▶ What the task asks:
Print exactly the lines from the one containing "Transcribe this image's" through the last line of the listing, both included.

(Stored data)
——————————

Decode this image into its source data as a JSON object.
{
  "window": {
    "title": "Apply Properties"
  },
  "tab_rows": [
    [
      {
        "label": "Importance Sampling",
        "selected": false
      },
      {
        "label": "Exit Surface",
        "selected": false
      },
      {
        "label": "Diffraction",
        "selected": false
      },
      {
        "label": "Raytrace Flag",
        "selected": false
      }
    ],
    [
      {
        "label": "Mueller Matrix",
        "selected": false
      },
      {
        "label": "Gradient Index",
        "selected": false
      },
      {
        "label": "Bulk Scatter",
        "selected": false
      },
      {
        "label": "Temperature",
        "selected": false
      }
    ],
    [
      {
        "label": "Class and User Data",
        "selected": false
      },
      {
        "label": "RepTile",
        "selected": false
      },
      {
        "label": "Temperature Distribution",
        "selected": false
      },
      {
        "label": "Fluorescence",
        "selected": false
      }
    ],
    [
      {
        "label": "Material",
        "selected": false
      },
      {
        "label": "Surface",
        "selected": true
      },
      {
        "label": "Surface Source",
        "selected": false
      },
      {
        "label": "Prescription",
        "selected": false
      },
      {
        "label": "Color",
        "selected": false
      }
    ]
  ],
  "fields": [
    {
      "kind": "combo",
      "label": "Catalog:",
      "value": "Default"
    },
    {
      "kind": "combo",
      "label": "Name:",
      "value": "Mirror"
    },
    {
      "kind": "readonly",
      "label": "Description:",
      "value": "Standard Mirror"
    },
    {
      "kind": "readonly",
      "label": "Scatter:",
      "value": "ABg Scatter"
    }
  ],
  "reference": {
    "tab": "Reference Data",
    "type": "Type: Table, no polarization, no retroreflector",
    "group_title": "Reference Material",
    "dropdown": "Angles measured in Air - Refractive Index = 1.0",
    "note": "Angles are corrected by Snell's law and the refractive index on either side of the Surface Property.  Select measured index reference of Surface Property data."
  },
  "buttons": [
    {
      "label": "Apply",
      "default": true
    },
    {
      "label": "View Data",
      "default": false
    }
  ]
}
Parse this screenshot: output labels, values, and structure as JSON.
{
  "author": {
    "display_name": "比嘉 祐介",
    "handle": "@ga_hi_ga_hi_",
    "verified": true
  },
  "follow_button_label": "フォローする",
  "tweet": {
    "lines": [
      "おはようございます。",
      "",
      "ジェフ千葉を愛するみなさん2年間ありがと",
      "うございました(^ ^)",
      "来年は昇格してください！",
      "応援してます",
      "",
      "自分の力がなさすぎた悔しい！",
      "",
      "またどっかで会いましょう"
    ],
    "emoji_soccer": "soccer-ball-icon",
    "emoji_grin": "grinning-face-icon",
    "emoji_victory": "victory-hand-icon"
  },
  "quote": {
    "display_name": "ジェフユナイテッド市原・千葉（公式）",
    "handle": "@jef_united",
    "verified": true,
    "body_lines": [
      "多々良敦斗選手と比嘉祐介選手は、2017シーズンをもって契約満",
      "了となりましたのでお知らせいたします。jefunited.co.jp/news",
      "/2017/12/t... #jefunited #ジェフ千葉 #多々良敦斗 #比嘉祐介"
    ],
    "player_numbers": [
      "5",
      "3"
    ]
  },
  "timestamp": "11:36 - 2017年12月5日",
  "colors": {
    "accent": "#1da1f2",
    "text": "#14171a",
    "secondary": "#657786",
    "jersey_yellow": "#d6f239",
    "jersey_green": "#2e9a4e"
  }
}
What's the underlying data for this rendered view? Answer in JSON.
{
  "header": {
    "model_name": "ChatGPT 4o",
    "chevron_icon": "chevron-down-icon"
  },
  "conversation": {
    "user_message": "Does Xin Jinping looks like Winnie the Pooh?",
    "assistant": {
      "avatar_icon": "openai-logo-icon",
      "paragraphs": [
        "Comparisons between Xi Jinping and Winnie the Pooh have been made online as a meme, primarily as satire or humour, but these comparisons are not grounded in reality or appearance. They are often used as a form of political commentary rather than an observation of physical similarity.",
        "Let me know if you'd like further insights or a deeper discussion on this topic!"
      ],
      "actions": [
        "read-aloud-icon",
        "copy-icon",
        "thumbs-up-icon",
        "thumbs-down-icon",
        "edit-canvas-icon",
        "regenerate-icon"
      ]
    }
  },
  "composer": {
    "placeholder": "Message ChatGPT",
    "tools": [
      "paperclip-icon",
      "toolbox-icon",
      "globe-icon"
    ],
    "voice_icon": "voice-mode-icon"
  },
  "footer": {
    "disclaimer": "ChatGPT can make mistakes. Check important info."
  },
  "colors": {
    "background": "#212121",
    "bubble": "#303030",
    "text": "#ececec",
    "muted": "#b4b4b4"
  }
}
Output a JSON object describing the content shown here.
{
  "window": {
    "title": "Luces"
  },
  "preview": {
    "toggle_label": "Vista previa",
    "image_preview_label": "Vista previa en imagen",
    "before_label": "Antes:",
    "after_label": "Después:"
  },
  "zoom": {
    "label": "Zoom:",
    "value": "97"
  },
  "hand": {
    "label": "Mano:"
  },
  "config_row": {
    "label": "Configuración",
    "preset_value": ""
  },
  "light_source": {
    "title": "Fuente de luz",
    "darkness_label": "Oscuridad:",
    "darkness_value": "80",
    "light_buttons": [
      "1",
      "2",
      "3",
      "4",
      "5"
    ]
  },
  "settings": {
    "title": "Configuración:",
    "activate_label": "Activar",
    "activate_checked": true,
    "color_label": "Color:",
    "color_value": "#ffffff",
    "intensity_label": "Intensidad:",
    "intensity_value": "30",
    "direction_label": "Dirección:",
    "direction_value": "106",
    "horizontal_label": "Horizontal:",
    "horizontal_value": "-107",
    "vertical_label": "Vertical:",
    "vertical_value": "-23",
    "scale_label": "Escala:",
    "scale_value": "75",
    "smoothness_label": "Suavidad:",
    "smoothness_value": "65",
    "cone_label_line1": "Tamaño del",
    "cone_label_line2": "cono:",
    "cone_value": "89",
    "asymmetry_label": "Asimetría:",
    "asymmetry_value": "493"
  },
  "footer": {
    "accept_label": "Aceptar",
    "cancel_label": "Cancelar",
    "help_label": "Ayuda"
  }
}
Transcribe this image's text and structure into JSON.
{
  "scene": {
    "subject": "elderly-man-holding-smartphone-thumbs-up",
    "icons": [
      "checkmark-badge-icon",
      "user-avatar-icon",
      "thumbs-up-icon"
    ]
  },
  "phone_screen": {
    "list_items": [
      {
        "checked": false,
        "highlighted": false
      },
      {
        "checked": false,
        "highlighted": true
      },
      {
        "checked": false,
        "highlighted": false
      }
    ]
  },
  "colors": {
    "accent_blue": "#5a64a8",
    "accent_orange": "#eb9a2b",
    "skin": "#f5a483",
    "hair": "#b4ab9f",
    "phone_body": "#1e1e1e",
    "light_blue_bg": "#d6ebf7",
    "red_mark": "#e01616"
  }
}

——————————

▶ Problem solution:
Transcribe this image's text and structure into JSON.
{
  "scene": {
    "subject": "elderly-man-holding-smartphone-thumbs-up",
    "icons": [
      "checkmark-badge-icon",
      "user-avatar-icon",
      "thumbs-up-icon"
    ]
  },
  "phone_screen": {
    "list_items": [
      {
        "checked": false,
        "highlighted": false
      },
      {
        "checked": false,
        "highlighted": true
      },
      {
        "checked": false,
        "highlighted": false
      }
    ]
  },
  "colors": {
    "accent_blue": "#5a64a8",
    "accent_orange": "#eb9a2b",
    "skin": "#f5a483",
    "hair": "#b4ab9f",
    "phone_body": "#1e1e1e",
    "light_blue_bg": "#d6ebf7",
    "red_mark": "#e01616"
  }
}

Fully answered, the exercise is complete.